What is being asked =
Copy the records verbatim, beginning with the first line and ending with the line containing "course-code: ISYE 2027 xyxy=(56,83,539,98)", with both of those lines included.

The data =
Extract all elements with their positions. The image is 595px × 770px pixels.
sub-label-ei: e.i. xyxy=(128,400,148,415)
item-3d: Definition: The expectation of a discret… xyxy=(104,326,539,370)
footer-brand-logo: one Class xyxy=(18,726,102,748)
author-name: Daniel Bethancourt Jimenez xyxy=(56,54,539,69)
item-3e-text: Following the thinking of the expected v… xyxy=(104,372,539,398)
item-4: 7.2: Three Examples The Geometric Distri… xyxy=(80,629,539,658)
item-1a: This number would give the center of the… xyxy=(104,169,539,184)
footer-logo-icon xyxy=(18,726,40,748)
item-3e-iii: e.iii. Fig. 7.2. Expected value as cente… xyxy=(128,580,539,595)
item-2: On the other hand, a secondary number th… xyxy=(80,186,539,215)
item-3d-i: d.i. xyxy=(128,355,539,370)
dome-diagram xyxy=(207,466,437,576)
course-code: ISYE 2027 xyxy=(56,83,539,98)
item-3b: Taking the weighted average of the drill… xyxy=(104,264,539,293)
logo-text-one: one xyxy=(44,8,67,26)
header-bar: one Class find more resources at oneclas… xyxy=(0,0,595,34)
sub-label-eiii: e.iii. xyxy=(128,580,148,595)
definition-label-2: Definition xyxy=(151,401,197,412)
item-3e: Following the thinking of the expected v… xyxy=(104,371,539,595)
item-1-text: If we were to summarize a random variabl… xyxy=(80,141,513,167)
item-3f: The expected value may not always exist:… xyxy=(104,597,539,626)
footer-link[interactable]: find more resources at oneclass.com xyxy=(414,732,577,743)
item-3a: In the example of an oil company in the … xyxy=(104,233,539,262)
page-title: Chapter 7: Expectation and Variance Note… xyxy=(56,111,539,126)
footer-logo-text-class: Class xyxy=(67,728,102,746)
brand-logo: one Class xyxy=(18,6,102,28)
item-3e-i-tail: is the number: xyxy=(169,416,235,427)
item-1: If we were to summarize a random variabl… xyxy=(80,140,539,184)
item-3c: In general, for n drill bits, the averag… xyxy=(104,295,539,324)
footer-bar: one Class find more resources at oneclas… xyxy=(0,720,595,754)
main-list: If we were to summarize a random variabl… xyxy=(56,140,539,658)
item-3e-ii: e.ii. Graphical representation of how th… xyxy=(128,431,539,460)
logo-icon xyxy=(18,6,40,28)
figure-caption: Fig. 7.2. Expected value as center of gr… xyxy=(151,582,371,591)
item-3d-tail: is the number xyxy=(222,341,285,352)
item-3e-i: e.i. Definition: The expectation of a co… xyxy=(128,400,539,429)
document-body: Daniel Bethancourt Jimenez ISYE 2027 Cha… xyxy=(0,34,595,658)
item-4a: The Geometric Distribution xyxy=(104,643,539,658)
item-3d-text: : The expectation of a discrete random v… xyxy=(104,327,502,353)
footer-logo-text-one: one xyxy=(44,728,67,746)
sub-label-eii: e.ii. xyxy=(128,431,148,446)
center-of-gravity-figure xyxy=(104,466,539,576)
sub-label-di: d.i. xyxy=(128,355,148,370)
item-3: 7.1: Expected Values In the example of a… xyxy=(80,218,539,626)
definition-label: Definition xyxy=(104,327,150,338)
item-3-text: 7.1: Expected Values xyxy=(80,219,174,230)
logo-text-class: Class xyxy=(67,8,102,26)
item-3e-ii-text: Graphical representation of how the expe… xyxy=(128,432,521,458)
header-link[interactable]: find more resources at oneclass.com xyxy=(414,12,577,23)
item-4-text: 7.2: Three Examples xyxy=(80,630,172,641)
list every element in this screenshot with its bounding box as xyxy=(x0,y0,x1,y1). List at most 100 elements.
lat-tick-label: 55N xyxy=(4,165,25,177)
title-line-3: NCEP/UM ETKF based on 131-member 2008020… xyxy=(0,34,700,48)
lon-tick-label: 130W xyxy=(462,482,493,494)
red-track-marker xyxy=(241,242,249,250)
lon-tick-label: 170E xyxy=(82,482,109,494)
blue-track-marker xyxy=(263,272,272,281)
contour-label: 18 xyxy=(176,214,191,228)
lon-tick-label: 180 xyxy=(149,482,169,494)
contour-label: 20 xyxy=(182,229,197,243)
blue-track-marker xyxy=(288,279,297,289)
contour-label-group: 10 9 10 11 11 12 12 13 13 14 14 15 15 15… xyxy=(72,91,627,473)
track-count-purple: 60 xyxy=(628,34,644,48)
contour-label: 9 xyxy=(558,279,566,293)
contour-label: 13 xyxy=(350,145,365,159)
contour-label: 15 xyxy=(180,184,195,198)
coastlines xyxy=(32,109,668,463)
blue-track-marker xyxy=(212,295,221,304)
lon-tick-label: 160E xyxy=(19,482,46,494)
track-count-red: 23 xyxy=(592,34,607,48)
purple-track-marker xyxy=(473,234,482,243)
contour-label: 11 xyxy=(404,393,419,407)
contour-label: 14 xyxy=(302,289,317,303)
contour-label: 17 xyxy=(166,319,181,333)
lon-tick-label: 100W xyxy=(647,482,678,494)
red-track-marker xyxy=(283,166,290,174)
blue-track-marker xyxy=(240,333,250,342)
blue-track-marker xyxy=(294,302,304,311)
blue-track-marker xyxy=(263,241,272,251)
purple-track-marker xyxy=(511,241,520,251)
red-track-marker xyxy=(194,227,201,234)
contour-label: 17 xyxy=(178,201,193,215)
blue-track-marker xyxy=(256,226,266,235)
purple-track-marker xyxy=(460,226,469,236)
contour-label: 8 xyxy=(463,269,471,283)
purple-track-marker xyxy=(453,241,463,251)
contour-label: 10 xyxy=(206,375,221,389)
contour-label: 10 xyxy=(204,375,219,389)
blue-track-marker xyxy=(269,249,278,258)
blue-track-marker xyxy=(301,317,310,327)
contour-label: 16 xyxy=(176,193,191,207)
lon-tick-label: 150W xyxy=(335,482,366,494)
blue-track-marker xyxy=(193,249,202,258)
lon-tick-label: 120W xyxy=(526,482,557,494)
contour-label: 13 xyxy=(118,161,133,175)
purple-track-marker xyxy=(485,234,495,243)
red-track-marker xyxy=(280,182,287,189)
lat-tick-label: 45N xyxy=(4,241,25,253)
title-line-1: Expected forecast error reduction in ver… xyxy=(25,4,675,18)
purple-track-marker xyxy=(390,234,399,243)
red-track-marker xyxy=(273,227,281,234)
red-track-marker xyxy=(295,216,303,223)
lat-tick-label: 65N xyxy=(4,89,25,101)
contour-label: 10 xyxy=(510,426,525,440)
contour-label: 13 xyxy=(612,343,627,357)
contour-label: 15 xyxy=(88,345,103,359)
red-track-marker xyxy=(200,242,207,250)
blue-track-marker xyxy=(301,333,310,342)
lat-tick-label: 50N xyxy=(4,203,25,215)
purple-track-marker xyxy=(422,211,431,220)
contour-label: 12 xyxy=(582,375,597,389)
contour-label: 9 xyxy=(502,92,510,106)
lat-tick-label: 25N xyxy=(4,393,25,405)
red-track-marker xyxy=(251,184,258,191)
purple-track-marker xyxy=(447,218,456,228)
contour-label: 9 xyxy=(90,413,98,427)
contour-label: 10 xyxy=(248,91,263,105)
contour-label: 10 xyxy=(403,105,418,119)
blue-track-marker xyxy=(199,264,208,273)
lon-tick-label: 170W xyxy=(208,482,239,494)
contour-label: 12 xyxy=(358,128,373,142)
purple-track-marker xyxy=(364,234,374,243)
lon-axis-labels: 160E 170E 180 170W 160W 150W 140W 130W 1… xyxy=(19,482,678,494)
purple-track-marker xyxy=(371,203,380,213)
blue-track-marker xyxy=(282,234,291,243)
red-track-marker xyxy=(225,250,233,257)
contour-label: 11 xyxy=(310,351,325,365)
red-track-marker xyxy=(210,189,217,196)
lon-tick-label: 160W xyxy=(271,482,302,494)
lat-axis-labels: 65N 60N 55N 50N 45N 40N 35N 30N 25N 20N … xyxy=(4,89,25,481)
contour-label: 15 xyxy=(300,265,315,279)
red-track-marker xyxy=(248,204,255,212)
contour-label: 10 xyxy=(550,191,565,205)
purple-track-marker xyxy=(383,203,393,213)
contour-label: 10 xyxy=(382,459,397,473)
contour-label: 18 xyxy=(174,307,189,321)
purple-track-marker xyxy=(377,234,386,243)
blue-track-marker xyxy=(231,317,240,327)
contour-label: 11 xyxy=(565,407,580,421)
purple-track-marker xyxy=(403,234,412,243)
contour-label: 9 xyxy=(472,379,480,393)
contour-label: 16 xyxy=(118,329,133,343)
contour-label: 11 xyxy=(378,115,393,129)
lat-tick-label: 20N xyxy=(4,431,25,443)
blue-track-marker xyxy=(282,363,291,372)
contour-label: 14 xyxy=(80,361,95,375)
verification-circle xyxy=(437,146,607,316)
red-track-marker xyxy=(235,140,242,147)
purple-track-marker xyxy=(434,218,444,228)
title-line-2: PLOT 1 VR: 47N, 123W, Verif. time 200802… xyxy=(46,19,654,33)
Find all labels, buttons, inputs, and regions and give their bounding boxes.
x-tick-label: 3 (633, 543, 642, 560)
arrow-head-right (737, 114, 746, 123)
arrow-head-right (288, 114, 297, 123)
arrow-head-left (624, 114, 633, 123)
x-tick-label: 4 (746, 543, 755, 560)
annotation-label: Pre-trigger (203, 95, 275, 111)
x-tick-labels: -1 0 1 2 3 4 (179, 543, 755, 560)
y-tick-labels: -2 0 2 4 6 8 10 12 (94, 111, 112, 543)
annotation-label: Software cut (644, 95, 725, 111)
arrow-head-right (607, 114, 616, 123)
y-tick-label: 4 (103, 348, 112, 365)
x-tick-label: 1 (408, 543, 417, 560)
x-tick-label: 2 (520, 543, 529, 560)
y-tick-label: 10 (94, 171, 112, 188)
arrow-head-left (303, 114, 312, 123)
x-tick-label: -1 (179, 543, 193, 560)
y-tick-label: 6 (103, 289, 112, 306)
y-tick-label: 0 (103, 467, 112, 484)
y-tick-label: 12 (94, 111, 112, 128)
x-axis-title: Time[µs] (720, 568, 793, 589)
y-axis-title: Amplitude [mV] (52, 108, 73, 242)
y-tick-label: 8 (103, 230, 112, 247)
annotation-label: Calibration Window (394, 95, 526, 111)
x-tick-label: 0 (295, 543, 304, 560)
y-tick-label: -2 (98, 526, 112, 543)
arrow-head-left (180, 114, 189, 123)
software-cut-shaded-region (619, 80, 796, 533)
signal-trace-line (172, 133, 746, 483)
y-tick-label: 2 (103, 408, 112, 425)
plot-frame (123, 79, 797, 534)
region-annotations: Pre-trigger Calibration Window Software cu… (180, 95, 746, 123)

Complete output =
Extract all elements with their positions. The image is 595px × 770px pixels.
sub-label-ei: e.i. xyxy=(128,400,148,415)
item-3d: Definition: The expectation of a discret… xyxy=(104,326,539,370)
footer-brand-logo: one Class xyxy=(18,726,102,748)
author-name: Daniel Bethancourt Jimenez xyxy=(56,54,539,69)
item-3e-text: Following the thinking of the expected v… xyxy=(104,372,539,398)
item-4: 7.2: Three Examples The Geometric Distri… xyxy=(80,629,539,658)
item-1a: This number would give the center of the… xyxy=(104,169,539,184)
footer-logo-icon xyxy=(18,726,40,748)
item-3e-iii: e.iii. Fig. 7.2. Expected value as cente… xyxy=(128,580,539,595)
item-2: On the other hand, a secondary number th… xyxy=(80,186,539,215)
item-3d-i: d.i. xyxy=(128,355,539,370)
dome-diagram xyxy=(207,466,437,576)
course-code: ISYE 2027 xyxy=(56,83,539,98)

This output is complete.